Stored entries:
=-=-=-=-=

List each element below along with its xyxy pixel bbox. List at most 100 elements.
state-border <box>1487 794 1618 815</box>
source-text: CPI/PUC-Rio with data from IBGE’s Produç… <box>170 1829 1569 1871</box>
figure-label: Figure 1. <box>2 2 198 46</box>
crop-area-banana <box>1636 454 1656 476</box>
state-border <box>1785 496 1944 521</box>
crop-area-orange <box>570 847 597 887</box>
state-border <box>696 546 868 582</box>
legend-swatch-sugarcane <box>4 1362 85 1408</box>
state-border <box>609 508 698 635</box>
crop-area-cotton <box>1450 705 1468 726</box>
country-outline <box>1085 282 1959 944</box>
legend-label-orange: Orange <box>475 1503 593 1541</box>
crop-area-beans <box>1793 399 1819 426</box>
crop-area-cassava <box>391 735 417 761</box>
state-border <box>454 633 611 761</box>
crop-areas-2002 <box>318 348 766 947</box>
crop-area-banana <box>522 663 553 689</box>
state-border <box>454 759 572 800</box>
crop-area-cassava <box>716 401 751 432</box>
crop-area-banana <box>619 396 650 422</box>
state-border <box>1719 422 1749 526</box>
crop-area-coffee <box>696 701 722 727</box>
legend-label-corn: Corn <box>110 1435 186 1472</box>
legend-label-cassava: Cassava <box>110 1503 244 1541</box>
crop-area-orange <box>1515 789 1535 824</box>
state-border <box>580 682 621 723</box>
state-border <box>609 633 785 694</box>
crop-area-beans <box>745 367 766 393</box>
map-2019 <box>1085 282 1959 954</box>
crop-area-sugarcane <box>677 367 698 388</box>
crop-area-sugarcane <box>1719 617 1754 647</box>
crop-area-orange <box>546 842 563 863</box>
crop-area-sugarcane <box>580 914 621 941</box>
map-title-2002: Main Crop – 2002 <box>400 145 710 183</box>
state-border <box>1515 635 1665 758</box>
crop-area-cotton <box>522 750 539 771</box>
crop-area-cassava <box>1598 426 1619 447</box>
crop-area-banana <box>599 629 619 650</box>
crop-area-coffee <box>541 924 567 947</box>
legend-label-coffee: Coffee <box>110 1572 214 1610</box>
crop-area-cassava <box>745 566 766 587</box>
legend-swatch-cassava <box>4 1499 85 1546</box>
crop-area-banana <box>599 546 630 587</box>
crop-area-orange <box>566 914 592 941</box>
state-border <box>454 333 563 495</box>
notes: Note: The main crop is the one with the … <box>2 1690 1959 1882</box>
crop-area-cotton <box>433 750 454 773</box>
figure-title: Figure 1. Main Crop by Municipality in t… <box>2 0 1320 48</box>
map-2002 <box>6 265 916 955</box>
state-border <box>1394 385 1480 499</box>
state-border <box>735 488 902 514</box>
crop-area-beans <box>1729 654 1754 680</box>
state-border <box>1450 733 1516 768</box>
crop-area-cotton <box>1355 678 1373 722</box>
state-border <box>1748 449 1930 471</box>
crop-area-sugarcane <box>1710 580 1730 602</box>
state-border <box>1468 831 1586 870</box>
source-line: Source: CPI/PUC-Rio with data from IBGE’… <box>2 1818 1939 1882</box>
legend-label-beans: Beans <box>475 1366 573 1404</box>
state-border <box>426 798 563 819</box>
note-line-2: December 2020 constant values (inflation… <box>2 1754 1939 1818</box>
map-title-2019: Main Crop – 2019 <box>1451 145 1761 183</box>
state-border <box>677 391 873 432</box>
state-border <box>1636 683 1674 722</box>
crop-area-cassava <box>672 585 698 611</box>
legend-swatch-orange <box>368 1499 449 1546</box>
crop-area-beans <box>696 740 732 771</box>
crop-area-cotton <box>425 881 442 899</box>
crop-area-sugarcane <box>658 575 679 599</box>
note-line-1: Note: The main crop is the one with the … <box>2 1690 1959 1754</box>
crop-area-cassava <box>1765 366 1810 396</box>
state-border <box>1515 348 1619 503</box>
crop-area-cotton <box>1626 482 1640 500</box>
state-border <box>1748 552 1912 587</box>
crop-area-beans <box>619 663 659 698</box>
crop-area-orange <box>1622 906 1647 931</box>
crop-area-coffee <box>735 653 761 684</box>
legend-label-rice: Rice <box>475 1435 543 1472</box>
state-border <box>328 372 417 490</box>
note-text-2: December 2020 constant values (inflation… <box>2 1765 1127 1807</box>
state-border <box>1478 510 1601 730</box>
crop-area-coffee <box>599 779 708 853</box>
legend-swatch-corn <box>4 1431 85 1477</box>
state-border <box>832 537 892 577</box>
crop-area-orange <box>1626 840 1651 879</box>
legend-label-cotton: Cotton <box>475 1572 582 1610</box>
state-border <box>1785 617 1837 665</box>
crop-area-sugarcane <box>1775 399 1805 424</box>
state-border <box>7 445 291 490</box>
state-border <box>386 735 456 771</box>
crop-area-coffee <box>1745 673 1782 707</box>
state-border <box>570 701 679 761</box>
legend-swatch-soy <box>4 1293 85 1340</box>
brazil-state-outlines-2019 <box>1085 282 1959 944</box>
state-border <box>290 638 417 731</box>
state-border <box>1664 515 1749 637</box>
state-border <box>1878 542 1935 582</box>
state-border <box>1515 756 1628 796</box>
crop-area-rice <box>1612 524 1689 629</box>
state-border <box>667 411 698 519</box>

=-=-=-=-=

Return the stored entries above, unchanged, beginning with the first line and ending with the line that holds "crop-area-orange <box>566 914 592 941</box>", both of those included.

**Complete output:**
List each element below along with its xyxy pixel bbox. List at most 100 elements.
state-border <box>1487 794 1618 815</box>
source-text: CPI/PUC-Rio with data from IBGE’s Produç… <box>170 1829 1569 1871</box>
figure-label: Figure 1. <box>2 2 198 46</box>
crop-area-banana <box>1636 454 1656 476</box>
state-border <box>1785 496 1944 521</box>
crop-area-orange <box>570 847 597 887</box>
state-border <box>696 546 868 582</box>
legend-swatch-sugarcane <box>4 1362 85 1408</box>
state-border <box>609 508 698 635</box>
crop-area-cotton <box>1450 705 1468 726</box>
country-outline <box>1085 282 1959 944</box>
legend-label-orange: Orange <box>475 1503 593 1541</box>
crop-area-beans <box>1793 399 1819 426</box>
crop-area-cassava <box>391 735 417 761</box>
state-border <box>454 633 611 761</box>
crop-areas-2002 <box>318 348 766 947</box>
crop-area-banana <box>522 663 553 689</box>
state-border <box>454 759 572 800</box>
crop-area-cassava <box>716 401 751 432</box>
crop-area-banana <box>619 396 650 422</box>
state-border <box>1719 422 1749 526</box>
crop-area-coffee <box>696 701 722 727</box>
legend-label-corn: Corn <box>110 1435 186 1472</box>
legend-label-cassava: Cassava <box>110 1503 244 1541</box>
crop-area-orange <box>1515 789 1535 824</box>
state-border <box>580 682 621 723</box>
state-border <box>609 633 785 694</box>
crop-area-beans <box>745 367 766 393</box>
map-2019 <box>1085 282 1959 954</box>
crop-area-sugarcane <box>677 367 698 388</box>
crop-area-sugarcane <box>1719 617 1754 647</box>
crop-area-orange <box>546 842 563 863</box>
crop-area-sugarcane <box>580 914 621 941</box>
map-title-2002: Main Crop – 2002 <box>400 145 710 183</box>
state-border <box>1515 635 1665 758</box>
crop-area-cotton <box>522 750 539 771</box>
crop-area-cassava <box>1598 426 1619 447</box>
crop-area-banana <box>599 629 619 650</box>
crop-area-coffee <box>541 924 567 947</box>
legend-label-coffee: Coffee <box>110 1572 214 1610</box>
crop-area-cassava <box>745 566 766 587</box>
legend-swatch-cassava <box>4 1499 85 1546</box>
crop-area-banana <box>599 546 630 587</box>
crop-area-orange <box>566 914 592 941</box>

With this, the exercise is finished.